## 指示と要件
下に示す、新商品の普及と顧客層の分類を扱う文章を、最後の行の後から書き継ぐこと。

NTTデータ数理システムで開発しているシミュレーションシステム S4 Simulation System 上での実装例もご紹介します。

背景

新商品は情報発信や、商品を実際に購入したお客の口コミ等によって普及していきます。新商品を全ての顧客層に購入されるようなヒット商品とする為には、商品普及のキーとなるような顧客層に受け入れられるような効果的なマーケティング戦略を立てる必要があります。ここでいう顧客層とは、イノベーター理論(1962年エベレット・M・ロジャース教授)に基づいた、商品の採用者を新商品購入の早い順に以下の五つに分類したものを指します。

イノベーター(Innovators:革新者)

冒険心にあふれ、新しいものを進んで採用する人。
商品の新しさにのみ注目し、ベネフィットにはあまり注目していない。自分が優れた商品を発見する能力を持っていることに自己満足してしまい、他人に話すことはしない(口コミしない)。
(市場全体の2.5%)

アーリーアダプター(Early Adopters:初期採用者)

## 抽出項目
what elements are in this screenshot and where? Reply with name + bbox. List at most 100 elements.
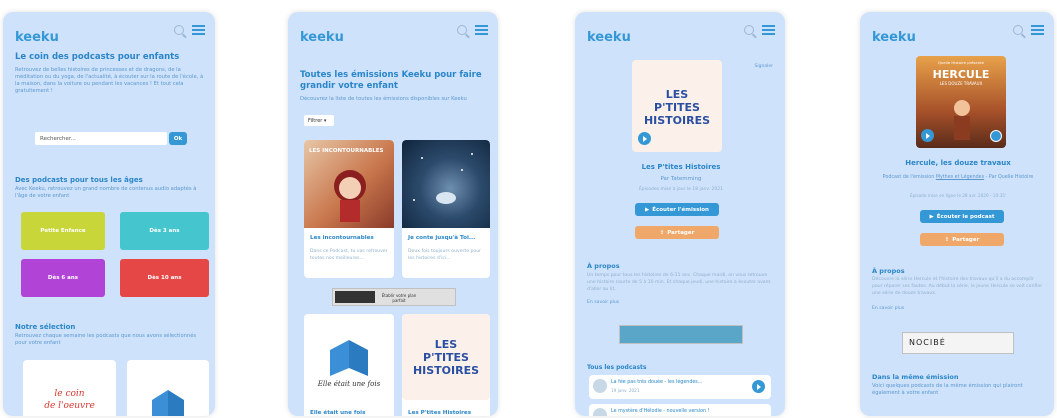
listen-button[interactable]: ▶ Écouter l'émission — [635, 203, 719, 216]
episode-meta: Podcast de l'émission Mythes et Légendes… — [882, 175, 1034, 180]
age-button-10-ans[interactable]: Dès 10 ans — [120, 259, 209, 297]
show-author: Par Tatemming — [660, 176, 702, 182]
share-icon: ⇪ — [659, 229, 665, 236]
ad-banner[interactable]: Établir votre plan parfait — [332, 288, 456, 306]
same-show-title: Dans la même émission — [872, 373, 959, 381]
about-text: Un temps pour tous les histoires de 6-11… — [587, 273, 771, 292]
search-input[interactable]: Rechercher... — [35, 132, 167, 145]
menu-icon[interactable] — [1031, 25, 1044, 35]
episode-duration: Épisode mise en ligne le 28 avr. 2020 - … — [909, 193, 1007, 198]
ages-section-title: Des podcasts pour tous les âges — [15, 176, 143, 184]
card-cover — [402, 140, 490, 228]
episode-cover: Quelle Histoire présente HERCULE LES DOU… — [916, 56, 1006, 148]
episode-title: Hercule, les douze travaux — [905, 159, 1011, 167]
ad-banner[interactable] — [619, 325, 743, 344]
page-subtitle: Découvrez la liste de toutes les émissio… — [300, 96, 467, 102]
screen-episode-detail: keeku Quelle Histoire présente HERCULE L… — [860, 12, 1054, 416]
selection-title: Notre sélection — [15, 323, 76, 331]
episode-row[interactable]: Le mystère d'Hélodie - nouvelle version … — [589, 404, 771, 416]
episode-thumb — [593, 408, 607, 416]
menu-icon[interactable] — [475, 25, 488, 35]
show-card-ptites-histoires[interactable]: LES P'TITES HISTOIRES Les P'tites Histoi… — [402, 314, 490, 416]
episode-thumb — [593, 379, 607, 393]
ad-brand: NOCIBÉ — [909, 338, 946, 347]
badge-icon — [990, 130, 1002, 142]
character-illustration — [334, 170, 366, 222]
card-description: Dans ce Podcast, tu vas retrouver toutes… — [310, 249, 388, 261]
read-more-link[interactable]: En savoir plus — [872, 305, 1044, 312]
search-icon[interactable] — [1013, 25, 1023, 35]
play-small-icon: ▶ — [929, 213, 934, 220]
about-text: Découvre la série Hercule et l'histoire … — [872, 277, 1043, 296]
page-title: Toutes les émissions Keeku pour faire gr… — [300, 70, 482, 91]
episode-title: La fée pas très douée - les légendes... — [611, 380, 703, 385]
search-icon[interactable] — [174, 25, 184, 35]
share-icon: ⇪ — [944, 236, 950, 243]
play-small-icon: ▶ — [645, 206, 650, 213]
screen-home: keeku Le coin des podcasts pour enfants … — [3, 12, 215, 416]
ages-section-text: Avec Keeku, retrouvez un grand nombre de… — [15, 186, 197, 199]
cover-title: LES P'TITES HISTOIRES — [643, 88, 711, 127]
cover-title: LES P'TITES HISTOIRES — [412, 338, 480, 377]
menu-icon[interactable] — [762, 25, 775, 35]
episode-row[interactable]: La fée pas très douée - les légendes... … — [589, 375, 771, 399]
selection-card-1[interactable]: le coin de l'oeuvre — [23, 360, 116, 416]
card-description: Deux fois toujours ouverte pour les hist… — [408, 249, 482, 261]
card-cover: LES INCONTOURNABLES — [304, 140, 394, 228]
header: keeku — [860, 12, 1054, 46]
same-show-text: Voici quelques podcasts de la même émiss… — [872, 383, 1023, 396]
open-book-icon — [330, 340, 368, 376]
book-icon — [152, 390, 184, 416]
show-title: Les P'tites Histoires — [641, 163, 721, 171]
starry-illustration — [413, 153, 473, 204]
header: keeku — [288, 12, 498, 46]
keeku-logo[interactable]: keeku — [300, 30, 344, 45]
ad-banner[interactable]: NOCIBÉ — [902, 332, 1014, 354]
selection-text: Retrouvez chaque semaine les podcasts qu… — [15, 333, 197, 346]
search-icon[interactable] — [744, 25, 754, 35]
keeku-logo[interactable]: keeku — [15, 30, 59, 45]
play-icon[interactable] — [921, 129, 934, 142]
show-card-je-conte[interactable]: Je conte jusqu'à Toi... Deux fois toujou… — [402, 140, 490, 278]
read-more-link[interactable]: En savoir plus — [587, 299, 775, 306]
search-icon[interactable] — [457, 25, 467, 35]
episode-title: Le mystère d'Hélodie - nouvelle version … — [611, 409, 710, 414]
show-card-elle-etait[interactable]: Elle était une fois Elle était une fois — [304, 314, 394, 416]
page-title: Le coin des podcasts pour enfants — [15, 52, 180, 62]
age-button-petite-enfance[interactable]: Petite Enfance — [21, 212, 105, 250]
ad-image — [335, 291, 375, 303]
header: keeku — [575, 12, 785, 46]
search-button[interactable]: Ok — [169, 132, 187, 145]
play-icon[interactable] — [638, 132, 651, 145]
show-link[interactable]: Mythes et Légendes — [936, 175, 984, 180]
screen-shows-list: keeku Toutes les émissions Keeku pour fa… — [288, 12, 498, 416]
card-title: Les incontournables — [310, 235, 374, 241]
card-cover: LES P'TITES HISTOIRES — [402, 314, 490, 400]
show-card-incontournables[interactable]: LES INCONTOURNABLES Les incontournables … — [304, 140, 394, 278]
keeku-logo[interactable]: keeku — [872, 30, 916, 45]
show-updated: Épisodes mise à jour le 18 janv. 2021 — [638, 187, 724, 192]
episode-play-icon[interactable] — [752, 380, 765, 393]
all-podcasts-title: Tous les podcasts — [587, 364, 647, 371]
card-cover-text: le coin de l'oeuvre — [44, 389, 95, 411]
card-title: Elle était une fois — [310, 410, 366, 416]
share-button[interactable]: ⇪ Partager — [920, 233, 1004, 246]
selection-card-2[interactable] — [127, 360, 209, 416]
ad-text: Établir votre plan parfait — [381, 293, 417, 303]
episode-date: 19 janv. 2021 — [611, 388, 640, 393]
show-cover: LES P'TITES HISTOIRES — [632, 60, 722, 152]
keeku-logo[interactable]: keeku — [587, 30, 631, 45]
report-link[interactable]: Signaler — [755, 64, 773, 69]
screen-show-detail: keeku Signaler LES P'TITES HISTOIRES Les… — [575, 12, 785, 416]
age-button-6-ans[interactable]: Dès 6 ans — [21, 259, 105, 297]
menu-icon[interactable] — [192, 25, 205, 35]
card-title: Les P'tites Histoires — [408, 410, 472, 416]
age-button-3-ans[interactable]: Dès 3 ans — [120, 212, 209, 250]
about-title: À propos — [587, 262, 620, 270]
listen-button[interactable]: ▶ Écouter le podcast — [920, 210, 1004, 223]
filter-select[interactable]: Filtrer ▾ — [304, 115, 334, 126]
share-button[interactable]: ⇪ Partager — [635, 226, 719, 239]
cover-script: Elle était une fois — [317, 380, 381, 388]
intro-text: Retrouvez de belles histoires de princes… — [15, 67, 204, 94]
header: keeku — [3, 12, 215, 46]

## 記述回答
流行に敏感で、情報収集を自ら行い、判断する人。
他の消費層への影響力が大きく、オピニオンリーダーとも呼ばれる。
(市場全体の13.5%)

アーリーマジョリティ(Early Majority:前期追随者)

比較的慎重派な人。
平均より早くに新しいものを取り入れる。ブリッジピープルとも呼ばれる。
(市場全体の34.0%)

レイトマジョリティ(Late Majority:後期追随者)

比較的懐疑的な人。
周囲の大多数が試している場面を見てから同じ選択をする。フォロワーズとも呼ばれる。
(市場全体の34.0%)

ラガード(Laggards:遅滞者)

最も保守的な人。
流行や世の中の動きに関心が薄い。イノベーションが伝統になるまで採用しない。伝統主義者とも呼ばれる。
(市場全体の16.0%)

新商品が発売されるとまずイノベーターによって購入されます。次に広告のような情報発信が行われるとその情報を収集したアーリーアダプターによって購入されます。その後、アーリーアダプターの口コミによって新商品はアーリーマジョリティにまで伝搬され、周囲の大部分によって購入された時にレイトマジョリティによって購入されはじめます。

もしも効果的な情報発信が行われ、その効果が大きい場合には、以下のように一定期間後に全ての顧客層にまで商品が普及します。

商品伝搬の様子

商品普及のシミュレーション

S4 を用いた解決

S4 Simulation System でこのような商品普及モデルを実現すると次のようになります。 (以下、図をクリックすると拡大します)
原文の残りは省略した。